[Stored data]
====

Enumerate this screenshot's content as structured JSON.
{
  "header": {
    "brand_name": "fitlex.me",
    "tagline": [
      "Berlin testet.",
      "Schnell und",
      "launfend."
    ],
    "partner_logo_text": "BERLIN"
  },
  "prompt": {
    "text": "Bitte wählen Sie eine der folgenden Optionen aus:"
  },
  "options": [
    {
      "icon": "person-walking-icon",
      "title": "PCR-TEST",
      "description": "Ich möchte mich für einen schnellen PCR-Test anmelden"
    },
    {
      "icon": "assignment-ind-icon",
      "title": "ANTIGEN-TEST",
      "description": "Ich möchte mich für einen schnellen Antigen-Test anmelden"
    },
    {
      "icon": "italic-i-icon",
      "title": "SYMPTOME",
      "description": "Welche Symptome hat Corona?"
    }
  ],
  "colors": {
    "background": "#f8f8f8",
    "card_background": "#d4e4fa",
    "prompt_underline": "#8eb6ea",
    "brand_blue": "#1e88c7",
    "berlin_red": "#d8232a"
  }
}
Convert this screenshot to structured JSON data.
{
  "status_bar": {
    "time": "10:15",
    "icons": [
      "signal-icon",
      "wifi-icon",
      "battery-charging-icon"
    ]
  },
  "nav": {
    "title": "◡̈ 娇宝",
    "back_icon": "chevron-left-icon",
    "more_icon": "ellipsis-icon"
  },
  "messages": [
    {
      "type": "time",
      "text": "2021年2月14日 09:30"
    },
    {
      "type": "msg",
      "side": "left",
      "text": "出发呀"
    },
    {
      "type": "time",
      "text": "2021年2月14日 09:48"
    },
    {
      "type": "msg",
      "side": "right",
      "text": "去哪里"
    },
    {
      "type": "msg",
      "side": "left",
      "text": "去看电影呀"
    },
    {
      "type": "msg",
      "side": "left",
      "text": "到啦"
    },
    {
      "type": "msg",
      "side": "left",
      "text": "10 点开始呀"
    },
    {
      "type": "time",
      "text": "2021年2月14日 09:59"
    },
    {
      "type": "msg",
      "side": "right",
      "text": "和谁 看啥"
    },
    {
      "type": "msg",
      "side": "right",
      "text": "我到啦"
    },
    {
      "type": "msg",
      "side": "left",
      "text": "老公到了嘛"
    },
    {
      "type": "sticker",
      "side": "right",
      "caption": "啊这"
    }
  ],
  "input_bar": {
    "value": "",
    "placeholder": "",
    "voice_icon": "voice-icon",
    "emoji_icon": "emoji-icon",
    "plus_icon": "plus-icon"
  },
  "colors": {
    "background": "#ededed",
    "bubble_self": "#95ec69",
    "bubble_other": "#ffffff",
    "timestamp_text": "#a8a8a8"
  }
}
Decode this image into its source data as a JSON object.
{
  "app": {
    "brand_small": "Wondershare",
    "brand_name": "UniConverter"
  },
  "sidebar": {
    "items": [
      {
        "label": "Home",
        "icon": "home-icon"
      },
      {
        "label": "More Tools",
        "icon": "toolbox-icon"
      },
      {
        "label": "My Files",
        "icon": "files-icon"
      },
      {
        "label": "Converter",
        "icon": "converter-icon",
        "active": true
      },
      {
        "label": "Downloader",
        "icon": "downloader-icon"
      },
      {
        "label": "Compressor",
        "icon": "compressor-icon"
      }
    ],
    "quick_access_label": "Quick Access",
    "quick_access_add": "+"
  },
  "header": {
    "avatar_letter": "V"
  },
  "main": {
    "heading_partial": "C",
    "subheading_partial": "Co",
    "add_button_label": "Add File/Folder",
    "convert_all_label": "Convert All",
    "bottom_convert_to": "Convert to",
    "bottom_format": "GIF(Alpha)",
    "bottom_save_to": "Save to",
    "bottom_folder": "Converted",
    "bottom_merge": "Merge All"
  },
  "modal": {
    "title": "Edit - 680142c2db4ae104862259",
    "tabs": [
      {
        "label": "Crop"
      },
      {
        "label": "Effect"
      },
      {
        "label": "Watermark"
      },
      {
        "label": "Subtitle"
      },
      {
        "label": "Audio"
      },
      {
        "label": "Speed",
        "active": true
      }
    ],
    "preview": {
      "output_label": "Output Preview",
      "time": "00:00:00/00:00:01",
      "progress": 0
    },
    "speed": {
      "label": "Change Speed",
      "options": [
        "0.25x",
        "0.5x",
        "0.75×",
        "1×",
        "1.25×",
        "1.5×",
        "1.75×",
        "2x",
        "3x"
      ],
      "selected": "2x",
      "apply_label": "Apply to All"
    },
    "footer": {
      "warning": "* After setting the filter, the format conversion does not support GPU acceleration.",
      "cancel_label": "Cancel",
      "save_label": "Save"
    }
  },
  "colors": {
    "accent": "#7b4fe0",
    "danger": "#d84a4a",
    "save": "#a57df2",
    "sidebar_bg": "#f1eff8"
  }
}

====

### Set exercise
Pick out the lines containing the word "anmelden" and show them.

### Answer
      "description": "Ich möchte mich für einen schnellen PCR-Test anmelden"
      "description": "Ich möchte mich für einen schnellen Antigen-Test anmelden"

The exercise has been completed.